──────── Record excerpts
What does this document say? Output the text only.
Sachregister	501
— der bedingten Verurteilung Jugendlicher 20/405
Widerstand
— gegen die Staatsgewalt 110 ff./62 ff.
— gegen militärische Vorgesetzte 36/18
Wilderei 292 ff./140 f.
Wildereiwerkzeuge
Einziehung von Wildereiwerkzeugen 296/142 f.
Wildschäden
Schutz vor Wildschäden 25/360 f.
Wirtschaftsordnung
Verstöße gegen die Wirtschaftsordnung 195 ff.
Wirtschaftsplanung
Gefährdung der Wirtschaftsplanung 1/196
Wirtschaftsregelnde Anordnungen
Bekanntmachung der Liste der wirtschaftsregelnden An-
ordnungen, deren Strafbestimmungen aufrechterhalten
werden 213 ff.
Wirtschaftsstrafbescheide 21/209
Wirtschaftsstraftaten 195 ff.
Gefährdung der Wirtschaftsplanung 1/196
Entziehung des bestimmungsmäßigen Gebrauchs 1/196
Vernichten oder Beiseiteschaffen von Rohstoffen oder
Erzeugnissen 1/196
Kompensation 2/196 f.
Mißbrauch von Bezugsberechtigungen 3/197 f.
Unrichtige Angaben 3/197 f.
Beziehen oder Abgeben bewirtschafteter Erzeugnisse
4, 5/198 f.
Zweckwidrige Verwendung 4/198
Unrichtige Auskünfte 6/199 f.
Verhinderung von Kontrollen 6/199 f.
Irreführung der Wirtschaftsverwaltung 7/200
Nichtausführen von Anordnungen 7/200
────────────────
Every record should be repeated exactly; please leave none out.

What does this document say? Output the text only.
Sachregister	501
— der bedingten Verurteilung Jugendlicher 20/405
Widerstand
— gegen die Staatsgewalt 110 ff./62 ff.
— gegen militärische Vorgesetzte 36/18
Wilderei 292 ff./140 f.
Wildereiwerkzeuge
Einziehung von Wildereiwerkzeugen 296/142 f.
Wildschäden
Schutz vor Wildschäden 25/360 f.
Wirtschaftsordnung
Verstöße gegen die Wirtschaftsordnung 195 ff.
Wirtschaftsplanung
Gefährdung der Wirtschaftsplanung 1/196
Wirtschaftsregelnde Anordnungen
Bekanntmachung der Liste der wirtschaftsregelnden An-
ordnungen, deren Strafbestimmungen aufrechterhalten
werden 213 ff.
Wirtschaftsstrafbescheide 21/209
Wirtschaftsstraftaten 195 ff.
Gefährdung der Wirtschaftsplanung 1/196
Entziehung des bestimmungsmäßigen Gebrauchs 1/196
Vernichten oder Beiseiteschaffen von Rohstoffen oder
Erzeugnissen 1/196
Kompensation 2/196 f.
Mißbrauch von Bezugsberechtigungen 3/197 f.
Unrichtige Angaben 3/197 f.
Beziehen oder Abgeben bewirtschafteter Erzeugnisse
4, 5/198 f.
Zweckwidrige Verwendung 4/198
Unrichtige Auskünfte 6/199 f.
Verhinderung von Kontrollen 6/199 f.
Irreführung der Wirtschaftsverwaltung 7/200
Nichtausführen von Anordnungen 7/200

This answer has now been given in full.